WORK INSTRUCTIONS:
Find the lines that hold the word "towarzystwie" and return them.

§ §

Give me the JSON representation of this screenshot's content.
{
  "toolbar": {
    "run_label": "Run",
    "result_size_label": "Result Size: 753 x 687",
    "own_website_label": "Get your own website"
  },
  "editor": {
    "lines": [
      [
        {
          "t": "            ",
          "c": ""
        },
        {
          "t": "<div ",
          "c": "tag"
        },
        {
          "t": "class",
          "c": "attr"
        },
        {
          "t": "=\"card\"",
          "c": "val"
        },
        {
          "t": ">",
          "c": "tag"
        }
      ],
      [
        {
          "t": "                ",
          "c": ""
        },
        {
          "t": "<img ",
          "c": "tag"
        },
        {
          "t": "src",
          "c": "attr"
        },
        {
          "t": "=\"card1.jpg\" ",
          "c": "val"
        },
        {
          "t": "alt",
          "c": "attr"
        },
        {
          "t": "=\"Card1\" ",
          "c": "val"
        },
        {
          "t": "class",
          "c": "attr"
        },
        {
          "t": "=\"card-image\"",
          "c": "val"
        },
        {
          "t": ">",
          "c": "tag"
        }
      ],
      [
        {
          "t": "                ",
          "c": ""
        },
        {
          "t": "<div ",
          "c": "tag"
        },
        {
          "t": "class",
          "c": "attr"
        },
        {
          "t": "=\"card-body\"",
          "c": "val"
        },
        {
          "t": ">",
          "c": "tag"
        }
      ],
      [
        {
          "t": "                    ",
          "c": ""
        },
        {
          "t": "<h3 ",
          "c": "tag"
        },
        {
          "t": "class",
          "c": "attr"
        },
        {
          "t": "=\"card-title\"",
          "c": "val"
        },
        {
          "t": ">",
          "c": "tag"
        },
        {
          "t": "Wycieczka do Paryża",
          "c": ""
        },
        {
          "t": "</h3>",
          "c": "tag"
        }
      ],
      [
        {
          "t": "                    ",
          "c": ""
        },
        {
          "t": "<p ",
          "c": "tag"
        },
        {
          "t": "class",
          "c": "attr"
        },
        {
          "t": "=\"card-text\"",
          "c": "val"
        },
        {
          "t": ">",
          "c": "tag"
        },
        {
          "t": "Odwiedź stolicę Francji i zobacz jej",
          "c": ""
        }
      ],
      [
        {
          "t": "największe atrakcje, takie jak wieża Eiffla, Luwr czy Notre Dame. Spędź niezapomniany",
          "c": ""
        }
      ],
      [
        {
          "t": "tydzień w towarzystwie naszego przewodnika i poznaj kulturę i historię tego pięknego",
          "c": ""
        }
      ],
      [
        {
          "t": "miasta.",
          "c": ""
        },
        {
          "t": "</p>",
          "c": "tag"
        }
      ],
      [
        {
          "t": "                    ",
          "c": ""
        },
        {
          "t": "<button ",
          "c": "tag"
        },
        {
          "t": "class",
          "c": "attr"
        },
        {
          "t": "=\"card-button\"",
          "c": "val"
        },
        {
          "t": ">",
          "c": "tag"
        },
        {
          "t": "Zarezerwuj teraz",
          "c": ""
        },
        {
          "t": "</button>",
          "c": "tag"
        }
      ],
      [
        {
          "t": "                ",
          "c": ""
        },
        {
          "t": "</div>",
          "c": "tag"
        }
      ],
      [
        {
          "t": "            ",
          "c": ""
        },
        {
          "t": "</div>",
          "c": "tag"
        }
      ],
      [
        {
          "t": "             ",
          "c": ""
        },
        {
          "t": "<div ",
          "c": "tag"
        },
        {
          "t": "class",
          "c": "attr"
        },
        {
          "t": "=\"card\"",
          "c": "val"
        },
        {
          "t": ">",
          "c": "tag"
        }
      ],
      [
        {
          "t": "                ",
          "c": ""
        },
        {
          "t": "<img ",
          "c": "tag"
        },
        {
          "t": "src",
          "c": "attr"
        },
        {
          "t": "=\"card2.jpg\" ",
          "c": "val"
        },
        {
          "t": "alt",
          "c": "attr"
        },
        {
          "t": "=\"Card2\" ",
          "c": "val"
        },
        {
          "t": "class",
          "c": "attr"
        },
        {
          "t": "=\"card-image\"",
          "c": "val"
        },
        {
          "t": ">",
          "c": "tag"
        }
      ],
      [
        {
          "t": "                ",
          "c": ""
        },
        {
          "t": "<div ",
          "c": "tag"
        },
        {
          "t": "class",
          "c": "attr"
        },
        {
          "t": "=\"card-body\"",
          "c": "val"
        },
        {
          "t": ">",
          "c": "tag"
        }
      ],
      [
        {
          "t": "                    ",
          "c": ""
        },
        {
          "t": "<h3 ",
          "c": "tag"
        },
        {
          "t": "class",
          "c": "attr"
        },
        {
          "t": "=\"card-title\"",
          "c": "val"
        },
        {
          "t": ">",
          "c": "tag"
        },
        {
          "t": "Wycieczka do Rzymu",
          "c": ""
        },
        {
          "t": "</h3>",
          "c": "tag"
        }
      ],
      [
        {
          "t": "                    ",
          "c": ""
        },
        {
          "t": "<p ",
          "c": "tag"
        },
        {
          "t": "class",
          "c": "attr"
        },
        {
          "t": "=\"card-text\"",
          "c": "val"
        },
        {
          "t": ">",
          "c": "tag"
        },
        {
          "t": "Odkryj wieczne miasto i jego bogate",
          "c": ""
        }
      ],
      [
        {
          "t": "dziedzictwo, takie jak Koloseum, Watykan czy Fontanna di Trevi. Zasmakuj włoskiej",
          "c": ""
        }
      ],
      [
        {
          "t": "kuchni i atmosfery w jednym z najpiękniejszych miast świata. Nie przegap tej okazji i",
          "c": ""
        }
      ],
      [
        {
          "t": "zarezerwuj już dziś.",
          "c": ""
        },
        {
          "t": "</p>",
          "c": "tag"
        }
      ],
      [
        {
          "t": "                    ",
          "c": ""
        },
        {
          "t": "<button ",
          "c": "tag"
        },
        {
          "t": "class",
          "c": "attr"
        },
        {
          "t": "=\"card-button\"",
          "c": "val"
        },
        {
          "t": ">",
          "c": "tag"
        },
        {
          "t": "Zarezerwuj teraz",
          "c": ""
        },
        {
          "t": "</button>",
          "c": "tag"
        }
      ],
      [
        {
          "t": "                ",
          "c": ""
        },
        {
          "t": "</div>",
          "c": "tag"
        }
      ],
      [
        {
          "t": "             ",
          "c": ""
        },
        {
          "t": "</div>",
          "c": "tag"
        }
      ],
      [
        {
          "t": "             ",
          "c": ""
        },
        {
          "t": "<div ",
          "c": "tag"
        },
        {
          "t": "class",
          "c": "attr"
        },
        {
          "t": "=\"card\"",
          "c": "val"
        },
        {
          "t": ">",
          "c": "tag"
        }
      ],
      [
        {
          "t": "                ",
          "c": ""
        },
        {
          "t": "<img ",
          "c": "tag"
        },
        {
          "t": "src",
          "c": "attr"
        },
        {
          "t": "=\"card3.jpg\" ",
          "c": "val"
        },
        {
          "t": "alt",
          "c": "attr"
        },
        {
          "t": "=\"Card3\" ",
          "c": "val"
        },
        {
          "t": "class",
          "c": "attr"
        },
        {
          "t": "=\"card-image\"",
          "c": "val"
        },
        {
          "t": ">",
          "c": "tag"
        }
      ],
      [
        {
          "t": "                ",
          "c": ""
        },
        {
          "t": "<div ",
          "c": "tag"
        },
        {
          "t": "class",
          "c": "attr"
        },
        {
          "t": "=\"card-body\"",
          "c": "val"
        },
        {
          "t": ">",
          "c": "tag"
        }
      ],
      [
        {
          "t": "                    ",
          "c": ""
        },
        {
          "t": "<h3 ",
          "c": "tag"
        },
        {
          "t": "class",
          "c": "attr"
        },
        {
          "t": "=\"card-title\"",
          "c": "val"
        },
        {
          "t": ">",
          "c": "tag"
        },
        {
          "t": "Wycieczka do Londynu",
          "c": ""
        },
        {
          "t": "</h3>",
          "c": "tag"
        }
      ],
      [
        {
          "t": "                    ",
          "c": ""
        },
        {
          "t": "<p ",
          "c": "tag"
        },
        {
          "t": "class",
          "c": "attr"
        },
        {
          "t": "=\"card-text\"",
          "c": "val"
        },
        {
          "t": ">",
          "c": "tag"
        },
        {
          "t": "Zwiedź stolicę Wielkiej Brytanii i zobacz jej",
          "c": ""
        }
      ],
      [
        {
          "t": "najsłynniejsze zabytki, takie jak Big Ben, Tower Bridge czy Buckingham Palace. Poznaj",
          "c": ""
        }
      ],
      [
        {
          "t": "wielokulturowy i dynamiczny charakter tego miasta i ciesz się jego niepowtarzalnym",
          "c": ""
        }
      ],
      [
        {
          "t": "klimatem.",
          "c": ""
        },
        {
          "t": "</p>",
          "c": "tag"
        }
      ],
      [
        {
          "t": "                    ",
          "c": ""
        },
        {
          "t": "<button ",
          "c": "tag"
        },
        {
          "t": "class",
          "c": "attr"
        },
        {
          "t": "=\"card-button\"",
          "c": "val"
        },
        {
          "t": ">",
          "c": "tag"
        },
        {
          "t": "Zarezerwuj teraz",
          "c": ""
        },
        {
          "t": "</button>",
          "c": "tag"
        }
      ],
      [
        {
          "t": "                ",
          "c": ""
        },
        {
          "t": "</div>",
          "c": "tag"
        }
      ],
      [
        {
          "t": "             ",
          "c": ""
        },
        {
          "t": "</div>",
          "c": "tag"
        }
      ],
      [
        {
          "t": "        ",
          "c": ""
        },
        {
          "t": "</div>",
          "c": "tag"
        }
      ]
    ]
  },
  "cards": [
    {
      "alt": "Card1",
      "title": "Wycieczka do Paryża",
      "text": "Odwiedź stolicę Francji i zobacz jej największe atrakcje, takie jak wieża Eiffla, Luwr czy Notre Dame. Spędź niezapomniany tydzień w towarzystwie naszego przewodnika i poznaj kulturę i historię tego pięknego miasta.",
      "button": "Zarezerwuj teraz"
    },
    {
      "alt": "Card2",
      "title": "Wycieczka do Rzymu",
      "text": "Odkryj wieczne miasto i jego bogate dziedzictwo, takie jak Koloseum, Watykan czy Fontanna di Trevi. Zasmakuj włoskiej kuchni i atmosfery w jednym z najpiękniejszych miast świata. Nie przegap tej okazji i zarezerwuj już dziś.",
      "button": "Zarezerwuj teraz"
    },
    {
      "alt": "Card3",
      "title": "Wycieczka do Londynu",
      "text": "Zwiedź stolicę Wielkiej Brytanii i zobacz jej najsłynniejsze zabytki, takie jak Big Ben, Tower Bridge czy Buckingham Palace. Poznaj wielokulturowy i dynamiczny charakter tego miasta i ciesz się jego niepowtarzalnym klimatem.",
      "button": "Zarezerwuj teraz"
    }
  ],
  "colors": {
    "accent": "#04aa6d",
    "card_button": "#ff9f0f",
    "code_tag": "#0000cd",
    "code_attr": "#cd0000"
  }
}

§ §

TASK SOLUTION:
          "t": "tydzień w towarzystwie naszego przewodnika i poznaj kulturę i historię tego pięknego",
      "text": "Odwiedź stolicę Francji i zobacz jej największe atrakcje, takie jak wieża Eiffla, Luwr czy Notre Dame. Spędź niezapomniany tydzień w towarzystwie naszego przewodnika i poznaj kulturę i historię tego pięknego miasta.",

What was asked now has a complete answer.